#### Required task:
Pick out each line below containing "Орфей".

#### Records supplied:
START
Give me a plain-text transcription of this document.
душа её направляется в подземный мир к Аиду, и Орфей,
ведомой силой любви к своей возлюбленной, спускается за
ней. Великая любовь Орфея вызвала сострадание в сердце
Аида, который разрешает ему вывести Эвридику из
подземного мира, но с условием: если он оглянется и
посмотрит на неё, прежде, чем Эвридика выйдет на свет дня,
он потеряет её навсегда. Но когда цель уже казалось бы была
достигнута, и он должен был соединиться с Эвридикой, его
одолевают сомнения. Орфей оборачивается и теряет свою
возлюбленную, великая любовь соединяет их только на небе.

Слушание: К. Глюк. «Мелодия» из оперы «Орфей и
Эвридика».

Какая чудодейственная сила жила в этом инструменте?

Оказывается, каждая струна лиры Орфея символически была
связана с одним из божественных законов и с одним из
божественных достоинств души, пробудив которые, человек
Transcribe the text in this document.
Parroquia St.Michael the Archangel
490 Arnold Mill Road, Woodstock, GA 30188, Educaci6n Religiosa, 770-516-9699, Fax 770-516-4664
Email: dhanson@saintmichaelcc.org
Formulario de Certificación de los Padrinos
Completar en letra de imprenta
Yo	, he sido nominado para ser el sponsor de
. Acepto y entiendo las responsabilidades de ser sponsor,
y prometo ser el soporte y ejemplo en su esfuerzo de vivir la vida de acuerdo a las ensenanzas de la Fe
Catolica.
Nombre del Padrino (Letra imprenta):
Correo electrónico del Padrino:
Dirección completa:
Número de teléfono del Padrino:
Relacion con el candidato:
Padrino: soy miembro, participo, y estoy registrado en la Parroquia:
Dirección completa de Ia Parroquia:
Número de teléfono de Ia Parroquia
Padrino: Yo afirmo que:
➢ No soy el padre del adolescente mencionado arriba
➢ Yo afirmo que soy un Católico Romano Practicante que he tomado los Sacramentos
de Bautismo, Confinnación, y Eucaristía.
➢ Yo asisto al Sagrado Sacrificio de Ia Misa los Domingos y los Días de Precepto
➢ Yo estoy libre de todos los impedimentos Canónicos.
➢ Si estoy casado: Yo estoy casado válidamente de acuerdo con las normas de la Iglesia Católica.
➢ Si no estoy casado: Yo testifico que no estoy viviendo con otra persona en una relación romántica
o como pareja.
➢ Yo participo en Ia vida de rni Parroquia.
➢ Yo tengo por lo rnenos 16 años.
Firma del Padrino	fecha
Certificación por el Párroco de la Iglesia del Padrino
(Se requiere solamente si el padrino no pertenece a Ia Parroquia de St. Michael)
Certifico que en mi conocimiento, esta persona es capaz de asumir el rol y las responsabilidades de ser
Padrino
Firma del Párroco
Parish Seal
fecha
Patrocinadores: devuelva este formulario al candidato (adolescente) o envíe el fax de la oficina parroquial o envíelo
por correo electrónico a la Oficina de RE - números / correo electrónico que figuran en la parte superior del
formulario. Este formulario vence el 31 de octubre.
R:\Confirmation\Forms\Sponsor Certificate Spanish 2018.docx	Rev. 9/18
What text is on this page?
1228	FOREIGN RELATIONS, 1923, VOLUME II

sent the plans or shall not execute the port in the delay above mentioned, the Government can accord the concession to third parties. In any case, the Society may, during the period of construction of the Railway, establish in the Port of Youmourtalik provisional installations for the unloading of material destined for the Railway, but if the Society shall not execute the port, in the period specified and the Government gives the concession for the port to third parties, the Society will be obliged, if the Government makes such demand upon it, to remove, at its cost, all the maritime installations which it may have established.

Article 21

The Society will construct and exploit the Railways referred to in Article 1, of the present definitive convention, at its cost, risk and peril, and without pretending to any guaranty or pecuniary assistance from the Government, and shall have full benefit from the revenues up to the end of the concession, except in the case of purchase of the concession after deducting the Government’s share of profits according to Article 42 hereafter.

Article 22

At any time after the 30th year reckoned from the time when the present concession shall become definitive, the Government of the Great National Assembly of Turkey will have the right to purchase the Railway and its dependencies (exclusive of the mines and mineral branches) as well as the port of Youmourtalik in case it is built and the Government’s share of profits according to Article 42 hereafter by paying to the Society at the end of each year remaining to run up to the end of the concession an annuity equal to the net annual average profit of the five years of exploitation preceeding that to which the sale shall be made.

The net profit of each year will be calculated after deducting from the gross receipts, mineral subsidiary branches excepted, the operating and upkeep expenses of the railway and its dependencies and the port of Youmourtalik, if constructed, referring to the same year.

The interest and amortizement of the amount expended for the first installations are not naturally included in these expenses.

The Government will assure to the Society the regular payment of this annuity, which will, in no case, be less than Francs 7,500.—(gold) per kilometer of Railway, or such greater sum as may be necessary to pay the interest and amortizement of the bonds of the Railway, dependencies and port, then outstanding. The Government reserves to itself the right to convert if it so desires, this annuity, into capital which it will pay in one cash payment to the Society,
END
#### Response to the exercise:
душа её направляется в подземный мир к Аиду, и Орфей,
одолевают сомнения. Орфей оборачивается и теряет свою
Слушание: К. Глюк. «Мелодия» из оперы «Орфей и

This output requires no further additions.